__SHORT TASK__.
Repeat each entry in full, exactly.
........
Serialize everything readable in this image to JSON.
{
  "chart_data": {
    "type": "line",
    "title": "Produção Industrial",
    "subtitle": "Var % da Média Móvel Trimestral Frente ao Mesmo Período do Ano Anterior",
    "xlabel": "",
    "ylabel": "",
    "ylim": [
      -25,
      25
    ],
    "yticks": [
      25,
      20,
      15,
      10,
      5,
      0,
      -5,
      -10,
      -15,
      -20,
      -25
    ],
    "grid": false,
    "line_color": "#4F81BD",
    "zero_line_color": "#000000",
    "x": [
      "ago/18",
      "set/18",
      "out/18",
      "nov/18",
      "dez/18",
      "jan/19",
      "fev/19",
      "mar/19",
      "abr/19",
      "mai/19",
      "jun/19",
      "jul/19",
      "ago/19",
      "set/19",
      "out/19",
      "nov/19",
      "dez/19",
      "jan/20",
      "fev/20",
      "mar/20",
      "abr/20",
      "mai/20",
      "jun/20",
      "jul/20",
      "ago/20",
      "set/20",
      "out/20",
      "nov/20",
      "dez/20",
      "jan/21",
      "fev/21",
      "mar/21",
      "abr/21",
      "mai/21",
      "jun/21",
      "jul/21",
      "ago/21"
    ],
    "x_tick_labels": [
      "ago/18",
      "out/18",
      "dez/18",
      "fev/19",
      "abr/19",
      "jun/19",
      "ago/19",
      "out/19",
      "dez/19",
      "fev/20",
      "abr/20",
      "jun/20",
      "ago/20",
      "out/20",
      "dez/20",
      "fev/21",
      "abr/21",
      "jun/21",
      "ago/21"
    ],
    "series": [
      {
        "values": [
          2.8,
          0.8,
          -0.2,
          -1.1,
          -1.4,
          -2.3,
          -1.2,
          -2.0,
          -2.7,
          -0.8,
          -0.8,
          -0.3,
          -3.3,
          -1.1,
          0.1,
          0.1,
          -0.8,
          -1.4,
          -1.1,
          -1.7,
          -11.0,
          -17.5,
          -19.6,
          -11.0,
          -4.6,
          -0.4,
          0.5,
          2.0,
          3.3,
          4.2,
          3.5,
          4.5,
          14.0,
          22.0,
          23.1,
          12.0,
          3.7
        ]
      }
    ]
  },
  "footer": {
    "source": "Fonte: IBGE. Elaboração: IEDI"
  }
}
........
__EXERCISE OUTPUT__.
Serialize everything readable in this image to JSON.
{
  "chart_data": {
    "type": "line",
    "title": "Produção Industrial",
    "subtitle": "Var % da Média Móvel Trimestral Frente ao Mesmo Período do Ano Anterior",
    "xlabel": "",
    "ylabel": "",
    "ylim": [
      -25,
      25
    ],
    "yticks": [
      25,
      20,
      15,
      10,
      5,
      0,
      -5,
      -10,
      -15,
      -20,
      -25
    ],
    "grid": false,
    "line_color": "#4F81BD",
    "zero_line_color": "#000000",
    "x": [
      "ago/18",
      "set/18",
      "out/18",
      "nov/18",
      "dez/18",
      "jan/19",
      "fev/19",
      "mar/19",
      "abr/19",
      "mai/19",
      "jun/19",
      "jul/19",
      "ago/19",
      "set/19",
      "out/19",
      "nov/19",
      "dez/19",
      "jan/20",
      "fev/20",
      "mar/20",
      "abr/20",
      "mai/20",
      "jun/20",
      "jul/20",
      "ago/20",
      "set/20",
      "out/20",
      "nov/20",
      "dez/20",
      "jan/21",
      "fev/21",
      "mar/21",
      "abr/21",
      "mai/21",
      "jun/21",
      "jul/21",
      "ago/21"
    ],
    "x_tick_labels": [
      "ago/18",
      "out/18",
      "dez/18",
      "fev/19",
      "abr/19",
      "jun/19",
      "ago/19",
      "out/19",
      "dez/19",
      "fev/20",
      "abr/20",
      "jun/20",
      "ago/20",
      "out/20",
      "dez/20",
      "fev/21",
      "abr/21",
      "jun/21",
      "ago/21"
    ],
    "series": [
      {
        "values": [
          2.8,
          0.8,
          -0.2,
          -1.1,
          -1.4,
          -2.3,
          -1.2,
          -2.0,
          -2.7,
          -0.8,
          -0.8,
          -0.3,
          -3.3,
          -1.1,
          0.1,
          0.1,
          -0.8,
          -1.4,
          -1.1,
          -1.7,
          -11.0,
          -17.5,
          -19.6,
          -11.0,
          -4.6,
          -0.4,
          0.5,
          2.0,
          3.3,
          4.2,
          3.5,
          4.5,
          14.0,
          22.0,
          23.1,
          12.0,
          3.7
        ]
      }
    ]
  },
  "footer": {
    "source": "Fonte: IBGE. Elaboração: IEDI"
  }
}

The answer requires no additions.